Given text
Endothelial Cells

Definition

Endothelial cells form the barrier between vessels and tissues (Aman et al., 2016). They control the flow of substances and fluid into and out of a tissue. An impaired function can lead to serious health issues throughout the body. Endothelial cells line blood vessels and lymphatic vessels, they are found exclusively in vascularized tissue (Bautch and Caron, 2015).

Blood Vessel With Red Erythrocytes and Endothelial Cells

Morphology

However, different subtypes of endothelial cells exist. Particular molecular markers distinguish endothelial cells that are found in lymphatic vessels from those that originate from blood vessels (Bautch and Caron, 2015). Endothelial cells from various organs add another dimension of complexity. If you want to describe the size of endothelial cells, you need to specify which type. Garipcan and his team found iliac artery endothelial cells to be 13.2 ± 4.1 μm in width and 25.8 ± 8.5 μm in length (Garipcan et al., 2010). However, they described the width of hepatic artery endothelial cells as 4.9 ± 1.5 μm and 21.9 ± 6.6 μm in length.

Function

In medical research, endothelial cells are no longer seen as a passive barrier, but as a tissue that fulfills various functions (Michiels, 2003). These include numerous processes, such as blood vessel formation, coagulation and fibrinolysis, regulation of vascular tone, to a role in inflammation. Endothelial cells originate from the mesoderm, a germinal layer that forms at gastrulation, an early embryonic development stage (Bautch and Caron, 2015).

Where are endothelial cells found?

Endothelial cells can be found in all large vessels , namely arteries and veins, as well as in capillaries (Alberts B, Johnson A, Lewis J, et al., 2002). An artery consists of three layers (see illustration above): On the outside, it is sheathed with the Tunica externa, a type of connective tissue. The Tunica media is made up of smooth muscle cells, and the Tunica intima, which contains endothelial cells, lines the lumen of the blood vessel. All endothelial cells share certain molecular characteristics: they test positive for von Willebrand factor (vWF), as well as for CD31 glycoprotein, and they test negative for smooth muscle alpha-actin.

This also applies to endothelial cells in capillaries. Here, endothelial cells are of tremendous importance for the exchange of substances including oxygen, water, and lipids, as well as in the transfer of carbon dioxide and urea from a tissue to a vessel, and vice versa. Depending on the tissue and organ, endothelial cells can vary from each other.

The soluble gas nitric oxide is essential for the regulation of the cells associated with blood vessel function (Tousoulis et al., 2012). Nitric oxide is a vasodilator and exerts its effects by relaxation of smooth muscle cells (Zhao et al., 2015). A dysfunctional NO-pathway is thought to be involved in cardiovascular disease.

Heart, brain, liver, lungs and kidney

In the heart, three cell types enable the lifelong function of this continuously working organ: endothelial cells, fibroblasts, and cardiomyocytes (Lim et al., 2014). The communication between these cell types allows for organ development, autoregulation, and adaptation.

The most rigid separation between vessels and tissue can be found in the brain (Stamatovic et al., 2008). This structure is called the blood-brain barrier and the tight cell-to-cell junctions prevent most paracellular diffusion. Only substances with a specific transporter are picked up by the cerebral endothelial cells and are able to enter the brain.

Supplied information
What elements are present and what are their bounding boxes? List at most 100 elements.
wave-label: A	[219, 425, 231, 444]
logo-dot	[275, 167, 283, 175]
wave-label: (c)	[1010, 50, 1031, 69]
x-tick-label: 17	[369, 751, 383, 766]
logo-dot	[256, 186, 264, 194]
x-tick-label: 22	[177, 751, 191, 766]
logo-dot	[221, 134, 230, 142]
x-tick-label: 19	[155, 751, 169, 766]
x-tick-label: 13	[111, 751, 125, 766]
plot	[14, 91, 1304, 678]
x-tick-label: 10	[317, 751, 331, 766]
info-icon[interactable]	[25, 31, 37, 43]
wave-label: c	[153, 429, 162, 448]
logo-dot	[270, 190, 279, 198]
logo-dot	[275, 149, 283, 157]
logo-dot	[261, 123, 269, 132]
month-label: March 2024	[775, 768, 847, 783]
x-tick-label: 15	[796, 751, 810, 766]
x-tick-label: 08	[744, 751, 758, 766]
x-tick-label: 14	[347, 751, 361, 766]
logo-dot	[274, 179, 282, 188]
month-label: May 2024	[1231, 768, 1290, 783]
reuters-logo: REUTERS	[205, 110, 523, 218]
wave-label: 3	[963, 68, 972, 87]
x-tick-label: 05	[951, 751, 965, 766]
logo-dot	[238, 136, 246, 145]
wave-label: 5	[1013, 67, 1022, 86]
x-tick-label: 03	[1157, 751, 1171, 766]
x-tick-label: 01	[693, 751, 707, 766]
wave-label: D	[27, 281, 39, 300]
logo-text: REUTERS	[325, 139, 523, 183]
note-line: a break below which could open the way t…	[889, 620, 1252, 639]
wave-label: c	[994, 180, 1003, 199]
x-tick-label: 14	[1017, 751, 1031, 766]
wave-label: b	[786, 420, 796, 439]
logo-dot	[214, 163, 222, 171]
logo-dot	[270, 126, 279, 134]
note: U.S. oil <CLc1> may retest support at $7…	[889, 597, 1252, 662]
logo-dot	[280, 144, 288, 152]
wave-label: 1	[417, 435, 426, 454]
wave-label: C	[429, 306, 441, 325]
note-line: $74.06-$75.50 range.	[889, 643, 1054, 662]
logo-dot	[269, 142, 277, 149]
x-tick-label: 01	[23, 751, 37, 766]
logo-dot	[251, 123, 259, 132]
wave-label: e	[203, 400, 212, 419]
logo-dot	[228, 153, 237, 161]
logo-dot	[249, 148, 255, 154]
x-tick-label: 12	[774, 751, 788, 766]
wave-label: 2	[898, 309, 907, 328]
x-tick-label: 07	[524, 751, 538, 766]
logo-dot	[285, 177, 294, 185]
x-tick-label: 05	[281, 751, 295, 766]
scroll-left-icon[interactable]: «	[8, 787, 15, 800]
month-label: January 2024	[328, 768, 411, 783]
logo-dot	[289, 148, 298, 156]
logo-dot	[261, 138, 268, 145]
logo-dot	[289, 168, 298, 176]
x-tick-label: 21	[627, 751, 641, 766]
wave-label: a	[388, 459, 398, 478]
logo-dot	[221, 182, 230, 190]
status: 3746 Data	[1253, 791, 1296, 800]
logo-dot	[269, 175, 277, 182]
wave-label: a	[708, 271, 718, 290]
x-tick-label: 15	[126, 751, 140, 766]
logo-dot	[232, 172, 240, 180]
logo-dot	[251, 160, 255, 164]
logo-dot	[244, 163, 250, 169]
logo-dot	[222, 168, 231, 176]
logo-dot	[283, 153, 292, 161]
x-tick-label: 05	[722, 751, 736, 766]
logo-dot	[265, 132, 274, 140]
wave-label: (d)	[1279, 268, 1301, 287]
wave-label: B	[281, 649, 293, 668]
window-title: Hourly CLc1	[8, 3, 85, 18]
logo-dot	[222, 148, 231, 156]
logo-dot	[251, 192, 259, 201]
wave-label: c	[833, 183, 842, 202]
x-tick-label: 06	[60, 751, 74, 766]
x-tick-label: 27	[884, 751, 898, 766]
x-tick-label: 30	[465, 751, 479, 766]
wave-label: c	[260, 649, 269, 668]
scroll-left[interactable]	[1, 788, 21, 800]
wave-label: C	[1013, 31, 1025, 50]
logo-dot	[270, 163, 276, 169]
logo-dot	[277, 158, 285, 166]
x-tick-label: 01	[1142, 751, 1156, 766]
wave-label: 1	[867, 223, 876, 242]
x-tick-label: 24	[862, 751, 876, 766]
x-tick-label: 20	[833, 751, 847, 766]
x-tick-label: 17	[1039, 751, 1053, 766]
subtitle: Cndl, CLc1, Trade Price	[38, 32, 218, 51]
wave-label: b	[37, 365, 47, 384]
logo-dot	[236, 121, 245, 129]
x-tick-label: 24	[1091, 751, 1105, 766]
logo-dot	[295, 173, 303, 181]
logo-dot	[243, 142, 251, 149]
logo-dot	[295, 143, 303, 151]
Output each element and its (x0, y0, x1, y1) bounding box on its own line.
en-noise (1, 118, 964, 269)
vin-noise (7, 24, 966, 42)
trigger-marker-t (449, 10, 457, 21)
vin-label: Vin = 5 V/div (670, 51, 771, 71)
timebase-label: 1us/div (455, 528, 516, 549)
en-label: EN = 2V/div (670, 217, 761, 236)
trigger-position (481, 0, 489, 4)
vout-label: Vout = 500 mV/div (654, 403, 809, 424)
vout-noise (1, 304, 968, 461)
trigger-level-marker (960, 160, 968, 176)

Exercise
From the text on endothelial cells, list every substance named in the description of what capillary endothelial cells help exchange or transfer between tissue and vessel.

Final answer
Oxygen, water, lipids, carbon dioxide, urea